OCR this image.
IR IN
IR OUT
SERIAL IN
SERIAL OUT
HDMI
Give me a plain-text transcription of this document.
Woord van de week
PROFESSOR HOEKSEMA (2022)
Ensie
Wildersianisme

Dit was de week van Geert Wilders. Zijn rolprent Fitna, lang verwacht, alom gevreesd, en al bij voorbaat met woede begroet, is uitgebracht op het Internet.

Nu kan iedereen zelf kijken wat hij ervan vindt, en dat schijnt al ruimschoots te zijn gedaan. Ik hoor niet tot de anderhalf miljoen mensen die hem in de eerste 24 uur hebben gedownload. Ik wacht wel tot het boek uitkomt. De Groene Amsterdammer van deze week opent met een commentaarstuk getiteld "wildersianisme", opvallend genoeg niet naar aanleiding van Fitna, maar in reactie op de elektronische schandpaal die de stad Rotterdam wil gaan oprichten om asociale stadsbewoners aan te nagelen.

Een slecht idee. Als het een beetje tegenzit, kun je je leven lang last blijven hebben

+++

◆ WRITTEN PROBLEM ◆
Please quote the records above exactly, without skipping a line.

◆ COMPLETE ANSWER ◆
OCR this image.
IR IN
IR OUT
SERIAL IN
SERIAL OUT
HDMI
Give me a plain-text transcription of this document.
Woord van de week
PROFESSOR HOEKSEMA (2022)
Ensie
Wildersianisme

Dit was de week van Geert Wilders. Zijn rolprent Fitna, lang verwacht, alom gevreesd, en al bij voorbaat met woede begroet, is uitgebracht op het Internet.

Nu kan iedereen zelf kijken wat hij ervan vindt, en dat schijnt al ruimschoots te zijn gedaan. Ik hoor niet tot de anderhalf miljoen mensen die hem in de eerste 24 uur hebben gedownload. Ik wacht wel tot het boek uitkomt. De Groene Amsterdammer van deze week opent met een commentaarstuk getiteld "wildersianisme", opvallend genoeg niet naar aanleiding van Fitna, maar in reactie op de elektronische schandpaal die de stad Rotterdam wil gaan oprichten om asociale stadsbewoners aan te nagelen.

Een slecht idee. Als het een beetje tegenzit, kun je je leven lang last blijven hebben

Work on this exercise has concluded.